_Given exercise_.
Find every line with the word "JSON". Copy those lines.

_Data for the task_.
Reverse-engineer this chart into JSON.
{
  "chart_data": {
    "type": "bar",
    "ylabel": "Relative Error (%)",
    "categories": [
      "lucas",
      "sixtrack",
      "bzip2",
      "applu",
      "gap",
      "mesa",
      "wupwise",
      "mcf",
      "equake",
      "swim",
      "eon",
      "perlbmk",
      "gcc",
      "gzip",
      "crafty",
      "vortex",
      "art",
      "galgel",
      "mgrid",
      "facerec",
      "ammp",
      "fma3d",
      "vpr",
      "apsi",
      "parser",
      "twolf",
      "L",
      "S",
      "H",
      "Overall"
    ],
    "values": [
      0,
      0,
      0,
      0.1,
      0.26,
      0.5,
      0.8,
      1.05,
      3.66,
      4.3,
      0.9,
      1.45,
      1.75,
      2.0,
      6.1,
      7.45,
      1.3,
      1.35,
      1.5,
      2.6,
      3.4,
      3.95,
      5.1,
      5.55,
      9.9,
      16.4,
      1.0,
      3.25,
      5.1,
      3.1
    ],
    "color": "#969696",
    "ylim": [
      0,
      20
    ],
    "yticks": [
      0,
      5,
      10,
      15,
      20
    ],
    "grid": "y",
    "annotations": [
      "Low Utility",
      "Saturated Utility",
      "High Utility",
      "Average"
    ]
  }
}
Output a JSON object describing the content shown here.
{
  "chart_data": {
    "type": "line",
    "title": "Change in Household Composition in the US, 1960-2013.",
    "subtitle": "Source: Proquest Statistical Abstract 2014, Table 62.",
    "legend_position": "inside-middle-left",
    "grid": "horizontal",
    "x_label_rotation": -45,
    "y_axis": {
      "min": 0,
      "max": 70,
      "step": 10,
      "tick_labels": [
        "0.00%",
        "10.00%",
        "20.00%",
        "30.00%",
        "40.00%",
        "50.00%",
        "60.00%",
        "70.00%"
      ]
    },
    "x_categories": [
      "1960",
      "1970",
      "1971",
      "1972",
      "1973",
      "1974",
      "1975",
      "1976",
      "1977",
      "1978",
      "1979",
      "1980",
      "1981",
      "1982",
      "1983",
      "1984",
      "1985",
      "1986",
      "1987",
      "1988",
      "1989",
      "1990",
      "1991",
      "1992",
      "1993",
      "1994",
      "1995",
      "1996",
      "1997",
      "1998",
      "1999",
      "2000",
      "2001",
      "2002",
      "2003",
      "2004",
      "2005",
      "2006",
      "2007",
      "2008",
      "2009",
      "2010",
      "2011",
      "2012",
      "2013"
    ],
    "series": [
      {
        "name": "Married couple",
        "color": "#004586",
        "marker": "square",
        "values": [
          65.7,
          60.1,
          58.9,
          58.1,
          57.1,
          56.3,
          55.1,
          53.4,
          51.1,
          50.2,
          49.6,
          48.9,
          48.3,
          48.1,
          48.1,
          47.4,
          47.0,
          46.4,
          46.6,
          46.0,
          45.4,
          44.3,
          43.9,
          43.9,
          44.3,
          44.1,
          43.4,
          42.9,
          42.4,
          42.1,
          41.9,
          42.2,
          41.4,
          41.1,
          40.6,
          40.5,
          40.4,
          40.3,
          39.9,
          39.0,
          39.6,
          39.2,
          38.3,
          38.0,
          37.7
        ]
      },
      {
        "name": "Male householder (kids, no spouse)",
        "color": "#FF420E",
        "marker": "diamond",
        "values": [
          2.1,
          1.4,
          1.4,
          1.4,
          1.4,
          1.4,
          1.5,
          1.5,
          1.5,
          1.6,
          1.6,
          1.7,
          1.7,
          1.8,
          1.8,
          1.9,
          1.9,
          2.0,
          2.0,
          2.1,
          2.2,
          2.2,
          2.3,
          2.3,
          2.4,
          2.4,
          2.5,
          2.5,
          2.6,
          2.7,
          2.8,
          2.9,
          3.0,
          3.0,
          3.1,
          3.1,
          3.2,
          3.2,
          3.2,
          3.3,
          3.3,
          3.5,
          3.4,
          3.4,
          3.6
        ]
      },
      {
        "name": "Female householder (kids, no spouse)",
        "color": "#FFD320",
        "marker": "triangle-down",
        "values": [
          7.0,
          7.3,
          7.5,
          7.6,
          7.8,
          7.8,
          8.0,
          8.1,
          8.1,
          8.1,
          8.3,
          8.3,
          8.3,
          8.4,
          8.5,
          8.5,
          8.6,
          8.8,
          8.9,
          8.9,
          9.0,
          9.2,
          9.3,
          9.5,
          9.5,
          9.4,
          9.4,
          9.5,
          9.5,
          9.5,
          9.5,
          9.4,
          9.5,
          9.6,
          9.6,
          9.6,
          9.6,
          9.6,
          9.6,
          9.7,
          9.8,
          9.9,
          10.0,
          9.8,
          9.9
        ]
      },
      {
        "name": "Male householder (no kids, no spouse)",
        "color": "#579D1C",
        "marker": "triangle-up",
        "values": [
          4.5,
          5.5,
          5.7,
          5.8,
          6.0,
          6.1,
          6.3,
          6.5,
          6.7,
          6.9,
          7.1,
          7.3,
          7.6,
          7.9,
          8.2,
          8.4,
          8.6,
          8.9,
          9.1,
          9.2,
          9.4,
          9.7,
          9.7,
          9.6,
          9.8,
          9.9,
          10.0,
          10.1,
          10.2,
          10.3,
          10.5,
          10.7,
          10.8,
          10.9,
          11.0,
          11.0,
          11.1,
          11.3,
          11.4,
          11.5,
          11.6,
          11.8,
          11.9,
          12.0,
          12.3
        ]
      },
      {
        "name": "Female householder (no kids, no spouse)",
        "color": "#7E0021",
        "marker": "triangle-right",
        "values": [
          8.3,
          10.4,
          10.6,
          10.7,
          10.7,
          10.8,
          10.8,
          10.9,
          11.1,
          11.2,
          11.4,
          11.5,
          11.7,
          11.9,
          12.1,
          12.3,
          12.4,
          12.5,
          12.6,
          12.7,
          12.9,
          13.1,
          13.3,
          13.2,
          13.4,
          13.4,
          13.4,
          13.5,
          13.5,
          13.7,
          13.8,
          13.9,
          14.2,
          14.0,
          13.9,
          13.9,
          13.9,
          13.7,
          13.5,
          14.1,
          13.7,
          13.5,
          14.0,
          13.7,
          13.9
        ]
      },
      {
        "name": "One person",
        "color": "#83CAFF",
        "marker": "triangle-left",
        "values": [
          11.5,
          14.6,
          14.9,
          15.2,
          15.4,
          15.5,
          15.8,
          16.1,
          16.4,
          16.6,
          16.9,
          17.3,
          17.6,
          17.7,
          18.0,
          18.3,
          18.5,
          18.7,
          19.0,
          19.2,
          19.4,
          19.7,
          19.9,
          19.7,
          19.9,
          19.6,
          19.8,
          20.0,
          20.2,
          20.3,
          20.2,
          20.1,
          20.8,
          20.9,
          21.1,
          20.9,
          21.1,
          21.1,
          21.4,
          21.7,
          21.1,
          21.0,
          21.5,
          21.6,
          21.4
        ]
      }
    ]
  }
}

_Written response_.
Reverse-engineer this chart into JSON.
Output a JSON object describing the content shown here.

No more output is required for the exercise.